* [Challenge] In the listing below, locate the lines that hold the string "zsgkapp". Copy those lines.
+ + + + + + +
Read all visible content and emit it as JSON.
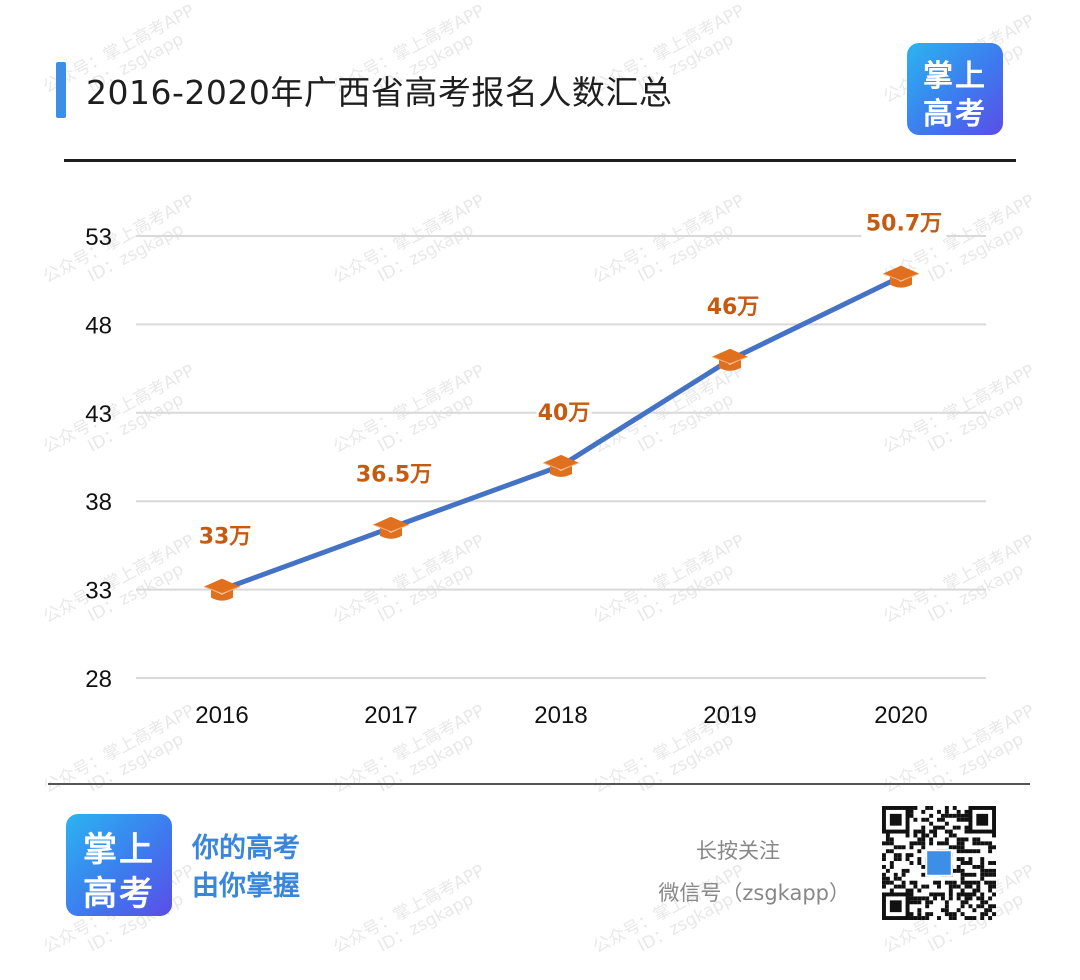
{
  "header": {
    "title": "2016-2020年广西省高考报名人数汇总",
    "accent_color": "#3d8ee6",
    "logo": {
      "line1": "掌上",
      "line2": "高考"
    }
  },
  "chart_data": {
    "type": "line",
    "title": "2016-2020年广西省高考报名人数汇总",
    "xlabel": "",
    "ylabel": "",
    "categories": [
      "2016",
      "2017",
      "2018",
      "2019",
      "2020"
    ],
    "values": [
      33,
      36.5,
      40,
      46,
      50.7
    ],
    "data_labels": [
      "33万",
      "36.5万",
      "40万",
      "46万",
      "50.7万"
    ],
    "unit": "万",
    "yticks": [
      28,
      33,
      38,
      43,
      48,
      53
    ],
    "ylim": [
      28,
      53
    ],
    "grid": true,
    "legend": "none",
    "line_color": "#4472c4",
    "marker": "graduation-cap",
    "marker_color": "#e0701e",
    "label_color": "#c55a11"
  },
  "watermark": {
    "line1": "公众号：掌上高考APP",
    "line2": "ID：zsgkapp"
  },
  "footer": {
    "logo": {
      "line1": "掌上",
      "line2": "高考"
    },
    "slogan_line1": "你的高考",
    "slogan_line2": "由你掌握",
    "follow_line1": "长按关注",
    "follow_line2": "微信号（zsgkapp）",
    "qr_label": "qr-code"
  }
}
+ + + + + + +
* [Answer to this problem]
    "line2": "ID：zsgkapp"
    "follow_line2": "微信号（zsgkapp）",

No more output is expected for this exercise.